Using the data below, copy each line that includes the word "title".

*** INPUT RECORDS

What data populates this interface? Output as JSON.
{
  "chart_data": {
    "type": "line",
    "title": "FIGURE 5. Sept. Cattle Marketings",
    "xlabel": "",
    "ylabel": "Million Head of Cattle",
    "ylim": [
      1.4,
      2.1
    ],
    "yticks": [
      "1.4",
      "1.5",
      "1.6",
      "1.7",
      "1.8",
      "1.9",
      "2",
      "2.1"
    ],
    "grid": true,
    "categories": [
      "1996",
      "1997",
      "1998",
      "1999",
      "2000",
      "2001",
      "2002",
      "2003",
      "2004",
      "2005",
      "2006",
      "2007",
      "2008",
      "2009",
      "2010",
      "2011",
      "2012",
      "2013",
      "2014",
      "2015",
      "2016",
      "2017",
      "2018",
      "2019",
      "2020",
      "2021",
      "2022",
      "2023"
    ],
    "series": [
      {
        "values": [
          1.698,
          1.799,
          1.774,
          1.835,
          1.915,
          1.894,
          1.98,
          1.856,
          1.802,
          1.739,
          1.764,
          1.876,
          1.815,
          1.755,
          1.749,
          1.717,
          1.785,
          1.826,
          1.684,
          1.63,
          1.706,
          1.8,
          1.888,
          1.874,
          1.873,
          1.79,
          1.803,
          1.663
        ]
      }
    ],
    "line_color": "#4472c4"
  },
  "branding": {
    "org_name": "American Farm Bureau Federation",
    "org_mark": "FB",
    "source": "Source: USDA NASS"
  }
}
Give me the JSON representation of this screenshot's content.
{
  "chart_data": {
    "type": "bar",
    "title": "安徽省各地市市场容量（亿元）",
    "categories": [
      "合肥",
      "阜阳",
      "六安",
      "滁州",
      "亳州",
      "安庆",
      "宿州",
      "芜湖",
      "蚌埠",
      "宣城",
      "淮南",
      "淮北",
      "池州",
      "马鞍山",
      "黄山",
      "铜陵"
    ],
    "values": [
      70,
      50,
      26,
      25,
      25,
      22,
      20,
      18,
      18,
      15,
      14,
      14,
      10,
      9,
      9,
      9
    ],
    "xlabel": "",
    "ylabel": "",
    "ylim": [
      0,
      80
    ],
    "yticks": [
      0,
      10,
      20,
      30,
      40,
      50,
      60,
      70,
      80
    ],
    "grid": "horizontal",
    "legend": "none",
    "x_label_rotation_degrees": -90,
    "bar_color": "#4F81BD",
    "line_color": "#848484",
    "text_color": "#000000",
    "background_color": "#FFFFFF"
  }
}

******

SOLUTION FOR THIS TASK
    "title": "FIGURE 5. Sept. Cattle Marketings",
    "title": "安徽省各地市市场容量（亿元）",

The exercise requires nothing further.